(Stored items from a collection)
● ● ●
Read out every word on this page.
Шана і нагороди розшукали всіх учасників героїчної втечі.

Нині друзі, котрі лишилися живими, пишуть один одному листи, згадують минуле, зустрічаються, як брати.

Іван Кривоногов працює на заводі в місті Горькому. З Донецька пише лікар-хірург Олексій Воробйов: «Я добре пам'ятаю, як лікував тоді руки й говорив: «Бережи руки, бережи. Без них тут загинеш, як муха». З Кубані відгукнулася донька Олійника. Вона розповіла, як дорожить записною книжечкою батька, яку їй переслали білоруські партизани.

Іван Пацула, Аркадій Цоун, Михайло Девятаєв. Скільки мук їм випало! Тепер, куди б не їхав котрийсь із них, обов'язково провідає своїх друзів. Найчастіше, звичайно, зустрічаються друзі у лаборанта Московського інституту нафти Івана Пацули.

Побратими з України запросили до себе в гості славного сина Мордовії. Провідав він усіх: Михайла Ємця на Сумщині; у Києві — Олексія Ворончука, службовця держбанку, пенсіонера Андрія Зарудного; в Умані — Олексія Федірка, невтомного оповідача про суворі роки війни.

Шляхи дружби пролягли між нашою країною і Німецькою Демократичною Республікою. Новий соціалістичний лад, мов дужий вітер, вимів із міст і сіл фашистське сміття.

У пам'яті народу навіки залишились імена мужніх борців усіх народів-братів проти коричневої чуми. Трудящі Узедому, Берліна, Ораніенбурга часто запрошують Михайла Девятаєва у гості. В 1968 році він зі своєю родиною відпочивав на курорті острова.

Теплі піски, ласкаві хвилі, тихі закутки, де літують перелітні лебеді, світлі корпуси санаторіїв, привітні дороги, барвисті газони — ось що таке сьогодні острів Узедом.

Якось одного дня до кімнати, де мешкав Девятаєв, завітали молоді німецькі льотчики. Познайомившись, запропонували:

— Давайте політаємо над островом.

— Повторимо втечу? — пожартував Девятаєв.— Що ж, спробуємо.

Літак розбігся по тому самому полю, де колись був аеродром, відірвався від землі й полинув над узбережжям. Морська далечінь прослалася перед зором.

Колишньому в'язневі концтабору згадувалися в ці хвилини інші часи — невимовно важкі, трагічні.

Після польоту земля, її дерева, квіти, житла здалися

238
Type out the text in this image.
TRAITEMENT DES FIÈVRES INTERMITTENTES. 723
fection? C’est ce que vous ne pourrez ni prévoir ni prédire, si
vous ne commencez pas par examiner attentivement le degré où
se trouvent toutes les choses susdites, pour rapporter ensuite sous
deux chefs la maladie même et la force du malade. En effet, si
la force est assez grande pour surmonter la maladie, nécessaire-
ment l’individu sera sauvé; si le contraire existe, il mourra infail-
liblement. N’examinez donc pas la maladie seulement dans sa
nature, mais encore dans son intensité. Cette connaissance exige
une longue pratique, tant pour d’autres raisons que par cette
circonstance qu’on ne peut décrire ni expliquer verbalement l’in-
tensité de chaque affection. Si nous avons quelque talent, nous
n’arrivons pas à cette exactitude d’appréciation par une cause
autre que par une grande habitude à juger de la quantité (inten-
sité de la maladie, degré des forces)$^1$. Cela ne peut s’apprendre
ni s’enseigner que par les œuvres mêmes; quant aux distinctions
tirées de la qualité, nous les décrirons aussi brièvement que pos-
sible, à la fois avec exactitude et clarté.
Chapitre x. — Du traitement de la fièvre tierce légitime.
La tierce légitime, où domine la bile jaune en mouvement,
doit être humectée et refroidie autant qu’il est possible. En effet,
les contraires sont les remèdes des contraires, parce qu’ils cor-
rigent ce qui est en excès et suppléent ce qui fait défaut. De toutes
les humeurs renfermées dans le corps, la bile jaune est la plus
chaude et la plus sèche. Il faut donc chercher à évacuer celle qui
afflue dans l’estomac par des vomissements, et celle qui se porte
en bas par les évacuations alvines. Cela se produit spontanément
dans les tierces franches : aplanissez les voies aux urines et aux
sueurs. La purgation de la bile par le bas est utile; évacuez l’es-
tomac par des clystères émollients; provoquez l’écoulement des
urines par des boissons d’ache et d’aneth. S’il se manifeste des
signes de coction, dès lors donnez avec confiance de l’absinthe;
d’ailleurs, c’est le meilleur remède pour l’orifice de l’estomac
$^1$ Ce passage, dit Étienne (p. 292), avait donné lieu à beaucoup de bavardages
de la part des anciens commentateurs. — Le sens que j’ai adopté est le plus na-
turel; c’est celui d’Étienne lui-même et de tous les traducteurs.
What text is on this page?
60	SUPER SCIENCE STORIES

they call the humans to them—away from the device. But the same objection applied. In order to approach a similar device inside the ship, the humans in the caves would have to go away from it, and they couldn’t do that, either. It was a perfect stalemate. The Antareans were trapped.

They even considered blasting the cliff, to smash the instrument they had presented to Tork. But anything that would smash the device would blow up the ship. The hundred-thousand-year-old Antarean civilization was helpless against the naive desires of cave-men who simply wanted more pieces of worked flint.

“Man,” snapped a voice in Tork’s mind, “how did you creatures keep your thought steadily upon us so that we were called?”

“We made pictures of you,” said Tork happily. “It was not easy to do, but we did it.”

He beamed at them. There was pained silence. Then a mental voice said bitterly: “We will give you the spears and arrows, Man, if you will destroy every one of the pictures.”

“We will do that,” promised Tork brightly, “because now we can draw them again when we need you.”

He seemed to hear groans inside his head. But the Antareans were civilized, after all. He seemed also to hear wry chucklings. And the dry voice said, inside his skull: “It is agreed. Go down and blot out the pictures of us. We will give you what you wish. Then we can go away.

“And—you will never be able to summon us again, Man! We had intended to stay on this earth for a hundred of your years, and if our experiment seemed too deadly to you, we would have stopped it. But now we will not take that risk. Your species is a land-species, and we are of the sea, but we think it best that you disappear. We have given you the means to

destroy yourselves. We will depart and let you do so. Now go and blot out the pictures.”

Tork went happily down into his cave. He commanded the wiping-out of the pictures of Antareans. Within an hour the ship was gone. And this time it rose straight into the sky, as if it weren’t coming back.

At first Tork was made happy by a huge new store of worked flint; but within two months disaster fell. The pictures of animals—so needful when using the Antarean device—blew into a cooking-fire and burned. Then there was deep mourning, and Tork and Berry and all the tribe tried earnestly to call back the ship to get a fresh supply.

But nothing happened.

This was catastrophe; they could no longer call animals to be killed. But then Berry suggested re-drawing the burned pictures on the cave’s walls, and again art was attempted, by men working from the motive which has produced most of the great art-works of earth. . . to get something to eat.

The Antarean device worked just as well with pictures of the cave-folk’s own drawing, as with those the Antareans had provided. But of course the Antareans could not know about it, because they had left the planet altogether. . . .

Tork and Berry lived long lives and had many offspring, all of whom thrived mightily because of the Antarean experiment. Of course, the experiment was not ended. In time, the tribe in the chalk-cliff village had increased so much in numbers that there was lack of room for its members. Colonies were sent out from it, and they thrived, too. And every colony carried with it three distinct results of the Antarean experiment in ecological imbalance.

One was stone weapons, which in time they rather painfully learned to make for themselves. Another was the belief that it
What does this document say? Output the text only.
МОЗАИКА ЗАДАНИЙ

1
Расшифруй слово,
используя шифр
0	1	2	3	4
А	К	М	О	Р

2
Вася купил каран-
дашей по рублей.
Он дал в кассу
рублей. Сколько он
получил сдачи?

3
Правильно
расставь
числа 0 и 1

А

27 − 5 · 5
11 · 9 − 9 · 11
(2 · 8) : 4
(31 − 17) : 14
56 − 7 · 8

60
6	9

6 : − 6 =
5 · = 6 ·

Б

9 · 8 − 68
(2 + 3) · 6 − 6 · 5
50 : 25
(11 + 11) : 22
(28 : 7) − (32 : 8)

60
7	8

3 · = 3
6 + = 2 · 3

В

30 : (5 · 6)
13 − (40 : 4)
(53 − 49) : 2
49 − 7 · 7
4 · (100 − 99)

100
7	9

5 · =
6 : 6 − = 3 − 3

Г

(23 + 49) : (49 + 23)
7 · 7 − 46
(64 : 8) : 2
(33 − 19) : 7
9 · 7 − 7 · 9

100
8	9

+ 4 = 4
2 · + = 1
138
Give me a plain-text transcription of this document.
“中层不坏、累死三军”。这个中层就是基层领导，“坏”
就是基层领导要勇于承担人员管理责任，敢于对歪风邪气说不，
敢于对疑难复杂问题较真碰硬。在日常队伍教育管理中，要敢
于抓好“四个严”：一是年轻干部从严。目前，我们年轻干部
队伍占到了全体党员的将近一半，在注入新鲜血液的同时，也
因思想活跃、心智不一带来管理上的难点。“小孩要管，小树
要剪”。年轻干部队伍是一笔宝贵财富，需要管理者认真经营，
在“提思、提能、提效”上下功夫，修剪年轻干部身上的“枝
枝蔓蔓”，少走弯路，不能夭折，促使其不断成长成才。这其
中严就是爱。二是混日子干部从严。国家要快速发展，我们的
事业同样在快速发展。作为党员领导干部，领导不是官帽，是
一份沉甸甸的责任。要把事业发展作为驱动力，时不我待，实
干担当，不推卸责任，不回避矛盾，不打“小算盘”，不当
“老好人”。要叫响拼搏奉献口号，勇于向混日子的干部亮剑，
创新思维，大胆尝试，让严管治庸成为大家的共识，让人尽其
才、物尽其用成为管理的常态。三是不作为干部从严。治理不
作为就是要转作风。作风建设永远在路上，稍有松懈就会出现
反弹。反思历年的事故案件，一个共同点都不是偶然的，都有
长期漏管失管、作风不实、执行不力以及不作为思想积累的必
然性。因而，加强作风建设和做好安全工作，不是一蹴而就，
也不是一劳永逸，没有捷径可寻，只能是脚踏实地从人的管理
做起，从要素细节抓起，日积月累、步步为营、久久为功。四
● ● ●
Pick out every line holding the string "друзі" and return it.

> _Worked answer_:
Нині друзі, котрі лишилися живими, пишуть один одному листи, згадують минуле, зустрічаються, як брати.
Іван Пацула, Аркадій Цоун, Михайло Девятаєв. Скільки мук їм випало! Тепер, куди б не їхав котрийсь із них, обов'язково провідає своїх друзів. Найчастіше, звичайно, зустрічаються друзі у лаборанта Московського інституту нафти Івана Пацули.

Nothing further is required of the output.